[BEGIN]

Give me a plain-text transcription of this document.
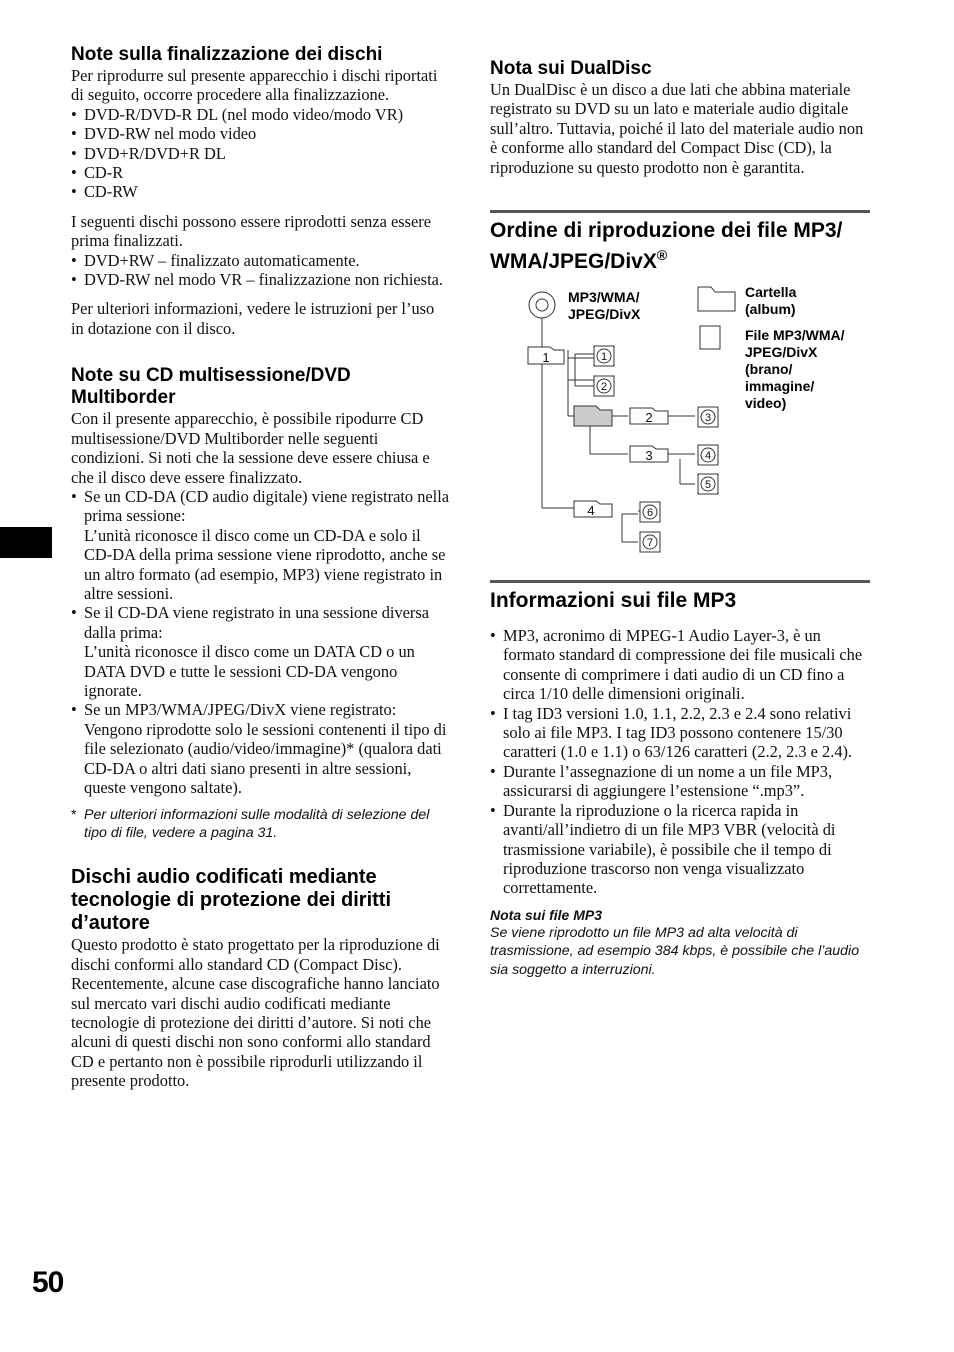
50
Note sulla finalizzazione dei dischi

Per riprodurre sul presente apparecchio i dischi riportati di seguito, occorre procedere alla finalizzazione.

• DVD-R/DVD-R DL (nel modo video/modo VR)
• DVD-RW nel modo video
• DVD+R/DVD+R DL
• CD-R
• CD-RW

I seguenti dischi possono essere riprodotti senza essere prima finalizzati.

• DVD+RW – finalizzato automaticamente.
• DVD-RW nel modo VR – finalizzazione non richiesta.

Per ulteriori informazioni, vedere le istruzioni per l’uso in dotazione con il disco.

Note su CD multisessione/DVD Multiborder

Con il presente apparecchio, è possibile ripodurre CD multisessione/DVD Multiborder nelle seguenti condizioni. Si noti che la sessione deve essere chiusa e che il disco deve essere finalizzato.

• Se un CD-DA (CD audio digitale) viene registrato nella prima sessione:
L’unità riconosce il disco come un CD-DA e solo il CD-DA della prima sessione viene riprodotto, anche se un altro formato (ad esempio, MP3) viene registrato in altre sessioni.
• Se il CD-DA viene registrato in una sessione diversa dalla prima:
L’unità riconosce il disco come un DATA CD o un DATA DVD e tutte le sessioni CD-DA vengono ignorate.
• Se un MP3/WMA/JPEG/DivX viene registrato:
Vengono riprodotte solo le sessioni contenenti il tipo di file selezionato (audio/video/immagine)* (qualora dati CD-DA o altri dati siano presenti in altre sessioni, queste vengono saltate).
* Per ulteriori informazioni sulle modalità di selezione del tipo di file, vedere a pagina 31.
Dischi audio codificati mediante tecnologie di protezione dei diritti d’autore

Questo prodotto è stato progettato per la riproduzione di dischi conformi allo standard CD (Compact Disc).

Recentemente, alcune case discografiche hanno lanciato sul mercato vari dischi audio codificati mediante tecnologie di protezione dei diritti d’autore. Si noti che alcuni di questi dischi non sono conformi allo standard CD e pertanto non è possibile riprodurli utilizzando il presente prodotto.

Nota sui DualDisc

Un DualDisc è un disco a due lati che abbina materiale registrato su DVD su un lato e materiale audio digitale sull’altro. Tuttavia, poiché il lato del materiale audio non è conforme allo standard del Compact Disc (CD), la riproduzione su questo prodotto non è garantita.

Ordine di riproduzione dei file MP3/
WMA/JPEG/DivX®
1
2
3
4
1
2
3
4
5
6
7
MP3/WMA/
JPEG/DivX
Cartella
(album)
File MP3/WMA/
JPEG/DivX
(brano/
immagine/
video)
Informazioni sui file MP3
• MP3, acronimo di MPEG-1 Audio Layer-3, è un formato standard di compressione dei file musicali che consente di comprimere i dati audio di un CD fino a circa 1/10 delle dimensioni originali.
• I tag ID3 versioni 1.0, 1.1, 2.2, 2.3 e 2.4 sono relativi solo ai file MP3. I tag ID3 possono contenere 15/30 caratteri (1.0 e 1.1) o 63/126 caratteri (2.2, 2.3 e 2.4).
• Durante l’assegnazione di un nome a un file MP3, assicurarsi di aggiungere l’estensione “.mp3”.
• Durante la riproduzione o la ricerca rapida in avanti/all’indietro di un file MP3 VBR (velocità di trasmissione variabile), è possibile che il tempo di riproduzione trascorso non venga visualizzato correttamente.
Nota sui file MP3
Se viene riprodotto un file MP3 ad alta velocità di trasmissione, ad esempio 384 kbps, è possibile che l’audio sia soggetto a interruzioni.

[END]

→ BRIEF
Reproduce all entries without any change, and omit the pictures.

→ CORRECT RESULT
Give me a plain-text transcription of this document.
50
Note sulla finalizzazione dei dischi

Per riprodurre sul presente apparecchio i dischi riportati di seguito, occorre procedere alla finalizzazione.

• DVD-R/DVD-R DL (nel modo video/modo VR)
• DVD-RW nel modo video
• DVD+R/DVD+R DL
• CD-R
• CD-RW

I seguenti dischi possono essere riprodotti senza essere prima finalizzati.

• DVD+RW – finalizzato automaticamente.
• DVD-RW nel modo VR – finalizzazione non richiesta.

Per ulteriori informazioni, vedere le istruzioni per l’uso in dotazione con il disco.

Note su CD multisessione/DVD Multiborder

Con il presente apparecchio, è possibile ripodurre CD multisessione/DVD Multiborder nelle seguenti condizioni. Si noti che la sessione deve essere chiusa e che il disco deve essere finalizzato.

• Se un CD-DA (CD audio digitale) viene registrato nella prima sessione:
L’unità riconosce il disco come un CD-DA e solo il CD-DA della prima sessione viene riprodotto, anche se un altro formato (ad esempio, MP3) viene registrato in altre sessioni.
• Se il CD-DA viene registrato in una sessione diversa dalla prima:
L’unità riconosce il disco come un DATA CD o un DATA DVD e tutte le sessioni CD-DA vengono ignorate.
• Se un MP3/WMA/JPEG/DivX viene registrato:
Vengono riprodotte solo le sessioni contenenti il tipo di file selezionato (audio/video/immagine)* (qualora dati CD-DA o altri dati siano presenti in altre sessioni, queste vengono saltate).
* Per ulteriori informazioni sulle modalità di selezione del tipo di file, vedere a pagina 31.
Dischi audio codificati mediante tecnologie di protezione dei diritti d’autore

Questo prodotto è stato progettato per la riproduzione di dischi conformi allo standard CD (Compact Disc).

Recentemente, alcune case discografiche hanno lanciato sul mercato vari dischi audio codificati mediante tecnologie di protezione dei diritti d’autore. Si noti che alcuni di questi dischi non sono conformi allo standard CD e pertanto non è possibile riprodurli utilizzando il presente prodotto.

Nota sui DualDisc

Un DualDisc è un disco a due lati che abbina materiale registrato su DVD su un lato e materiale audio digitale sull’altro. Tuttavia, poiché il lato del materiale audio non è conforme allo standard del Compact Disc (CD), la riproduzione su questo prodotto non è garantita.

Ordine di riproduzione dei file MP3/
WMA/JPEG/DivX®
1
2
3
4
1
2
3
4
5
6
7
MP3/WMA/
JPEG/DivX
Cartella
(album)
File MP3/WMA/
JPEG/DivX
(brano/
immagine/
video)
Informazioni sui file MP3
• MP3, acronimo di MPEG-1 Audio Layer-3, è un formato standard di compressione dei file musicali che consente di comprimere i dati audio di un CD fino a circa 1/10 delle dimensioni originali.
• I tag ID3 versioni 1.0, 1.1, 2.2, 2.3 e 2.4 sono relativi solo ai file MP3. I tag ID3 possono contenere 15/30 caratteri (1.0 e 1.1) o 63/126 caratteri (2.2, 2.3 e 2.4).
• Durante l’assegnazione di un nome a un file MP3, assicurarsi di aggiungere l’estensione “.mp3”.
• Durante la riproduzione o la ricerca rapida in avanti/all’indietro di un file MP3 VBR (velocità di trasmissione variabile), è possibile che il tempo di riproduzione trascorso non venga visualizzato correttamente.
Nota sui file MP3
Se viene riprodotto un file MP3 ad alta velocità di trasmissione, ad esempio 384 kbps, è possibile che l’audio sia soggetto a interruzioni.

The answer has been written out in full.